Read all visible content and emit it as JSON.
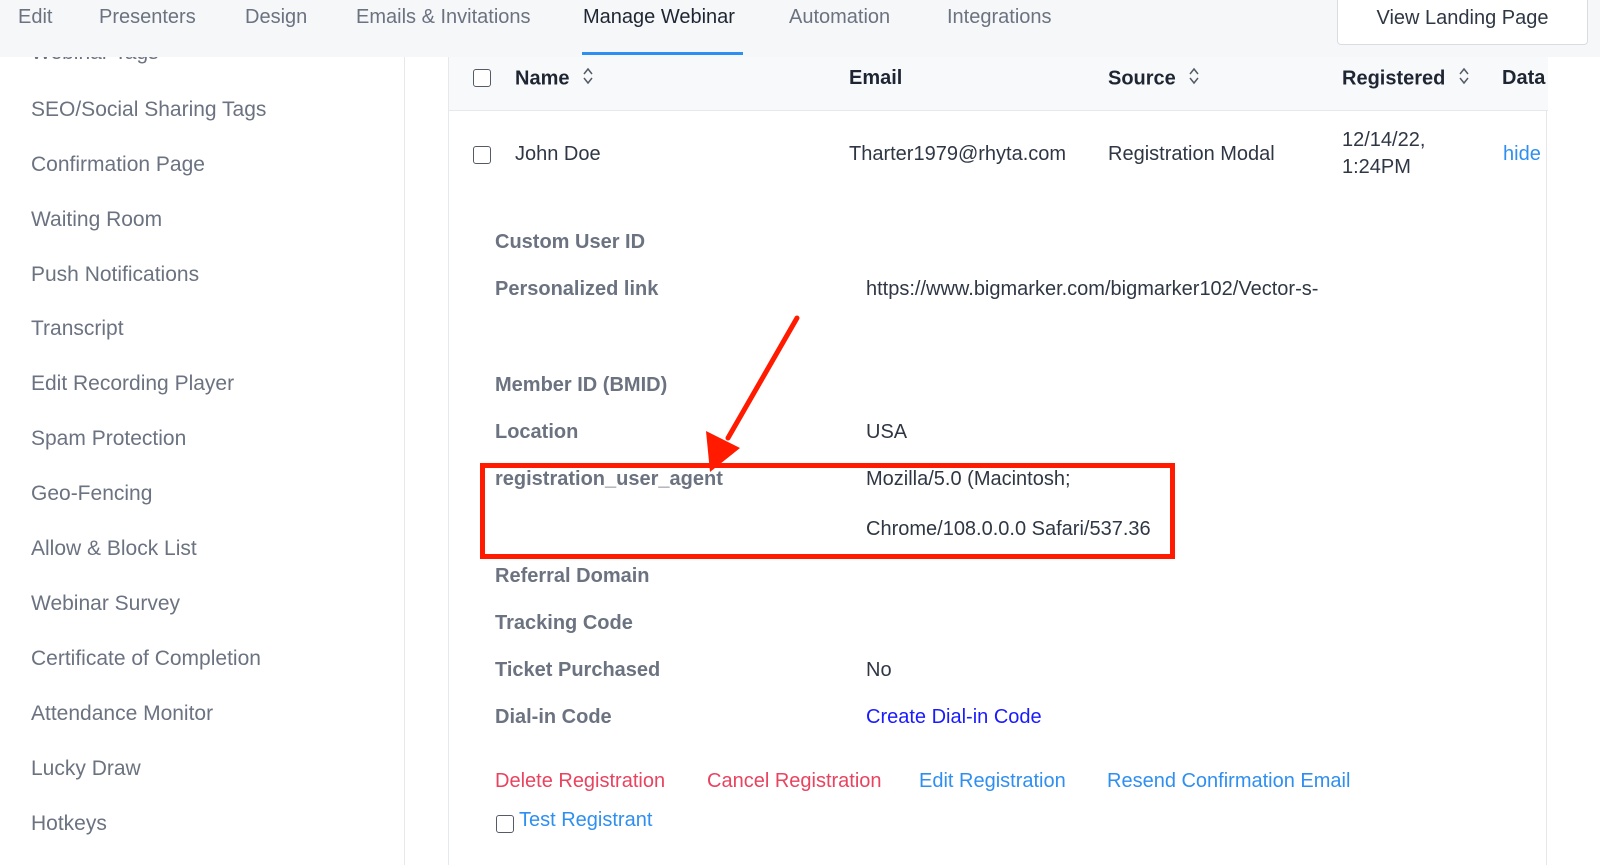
{
  "nav": {
    "tabs": [
      {
        "label": "Edit"
      },
      {
        "label": "Presenters"
      },
      {
        "label": "Design"
      },
      {
        "label": "Emails & Invitations"
      },
      {
        "label": "Manage Webinar"
      },
      {
        "label": "Automation"
      },
      {
        "label": "Integrations"
      }
    ],
    "active_tab": "Manage Webinar",
    "view_landing_page": "View Landing Page"
  },
  "sidebar": {
    "items": [
      {
        "label": "Webinar Tags"
      },
      {
        "label": "SEO/Social Sharing Tags"
      },
      {
        "label": "Confirmation Page"
      },
      {
        "label": "Waiting Room"
      },
      {
        "label": "Push Notifications"
      },
      {
        "label": "Transcript"
      },
      {
        "label": "Edit Recording Player"
      },
      {
        "label": "Spam Protection"
      },
      {
        "label": "Geo-Fencing"
      },
      {
        "label": "Allow & Block List"
      },
      {
        "label": "Webinar Survey"
      },
      {
        "label": "Certificate of Completion"
      },
      {
        "label": "Attendance Monitor"
      },
      {
        "label": "Lucky Draw"
      },
      {
        "label": "Hotkeys"
      }
    ]
  },
  "table": {
    "columns": {
      "name": "Name",
      "email": "Email",
      "source": "Source",
      "registered": "Registered",
      "data": "Data"
    },
    "row": {
      "name": "John Doe",
      "email": "Tharter1979@rhyta.com",
      "source": "Registration Modal",
      "registered_date": "12/14/22,",
      "registered_time": "1:24PM",
      "toggle": "hide"
    }
  },
  "details": {
    "custom_user_id_label": "Custom User ID",
    "personalized_link_label": "Personalized link",
    "personalized_link_value": "https://www.bigmarker.com/bigmarker102/Vector-s-",
    "member_id_label": "Member ID (BMID)",
    "location_label": "Location",
    "location_value": "USA",
    "user_agent_label": "registration_user_agent",
    "user_agent_value_line1": "Mozilla/5.0 (Macintosh;",
    "user_agent_value_line2": "Chrome/108.0.0.0 Safari/537.36",
    "referral_domain_label": "Referral Domain",
    "tracking_code_label": "Tracking Code",
    "ticket_purchased_label": "Ticket Purchased",
    "ticket_purchased_value": "No",
    "dial_in_code_label": "Dial-in Code",
    "dial_in_code_link": "Create Dial-in Code"
  },
  "actions": {
    "delete": "Delete Registration",
    "cancel": "Cancel Registration",
    "edit": "Edit Registration",
    "resend": "Resend Confirmation Email",
    "test_registrant": "Test Registrant"
  },
  "colors": {
    "active_tab_underline": "#2f8ff0",
    "danger_link": "#e8435f",
    "info_link": "#2f8ff0",
    "dial_link": "#1a1aff",
    "annotation": "#ff1a00"
  },
  "annotation": {
    "type": "red-arrow-and-box",
    "target": "registration_user_agent"
  }
}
┄┄┄┄┄┄
THE PROBLEM
Copy the records above exactly, omitting every picture.

RESULT
Read all visible content and emit it as JSON.
{
  "nav": {
    "tabs": [
      {
        "label": "Edit"
      },
      {
        "label": "Presenters"
      },
      {
        "label": "Design"
      },
      {
        "label": "Emails & Invitations"
      },
      {
        "label": "Manage Webinar"
      },
      {
        "label": "Automation"
      },
      {
        "label": "Integrations"
      }
    ],
    "active_tab": "Manage Webinar",
    "view_landing_page": "View Landing Page"
  },
  "sidebar": {
    "items": [
      {
        "label": "Webinar Tags"
      },
      {
        "label": "SEO/Social Sharing Tags"
      },
      {
        "label": "Confirmation Page"
      },
      {
        "label": "Waiting Room"
      },
      {
        "label": "Push Notifications"
      },
      {
        "label": "Transcript"
      },
      {
        "label": "Edit Recording Player"
      },
      {
        "label": "Spam Protection"
      },
      {
        "label": "Geo-Fencing"
      },
      {
        "label": "Allow & Block List"
      },
      {
        "label": "Webinar Survey"
      },
      {
        "label": "Certificate of Completion"
      },
      {
        "label": "Attendance Monitor"
      },
      {
        "label": "Lucky Draw"
      },
      {
        "label": "Hotkeys"
      }
    ]
  },
  "table": {
    "columns": {
      "name": "Name",
      "email": "Email",
      "source": "Source",
      "registered": "Registered",
      "data": "Data"
    },
    "row": {
      "name": "John Doe",
      "email": "Tharter1979@rhyta.com",
      "source": "Registration Modal",
      "registered_date": "12/14/22,",
      "registered_time": "1:24PM",
      "toggle": "hide"
    }
  },
  "details": {
    "custom_user_id_label": "Custom User ID",
    "personalized_link_label": "Personalized link",
    "personalized_link_value": "https://www.bigmarker.com/bigmarker102/Vector-s-",
    "member_id_label": "Member ID (BMID)",
    "location_label": "Location",
    "location_value": "USA",
    "user_agent_label": "registration_user_agent",
    "user_agent_value_line1": "Mozilla/5.0 (Macintosh;",
    "user_agent_value_line2": "Chrome/108.0.0.0 Safari/537.36",
    "referral_domain_label": "Referral Domain",
    "tracking_code_label": "Tracking Code",
    "ticket_purchased_label": "Ticket Purchased",
    "ticket_purchased_value": "No",
    "dial_in_code_label": "Dial-in Code",
    "dial_in_code_link": "Create Dial-in Code"
  },
  "actions": {
    "delete": "Delete Registration",
    "cancel": "Cancel Registration",
    "edit": "Edit Registration",
    "resend": "Resend Confirmation Email",
    "test_registrant": "Test Registrant"
  },
  "colors": {
    "active_tab_underline": "#2f8ff0",
    "danger_link": "#e8435f",
    "info_link": "#2f8ff0",
    "dial_link": "#1a1aff",
    "annotation": "#ff1a00"
  },
  "annotation": {
    "type": "red-arrow-and-box",
    "target": "registration_user_agent"
  }
}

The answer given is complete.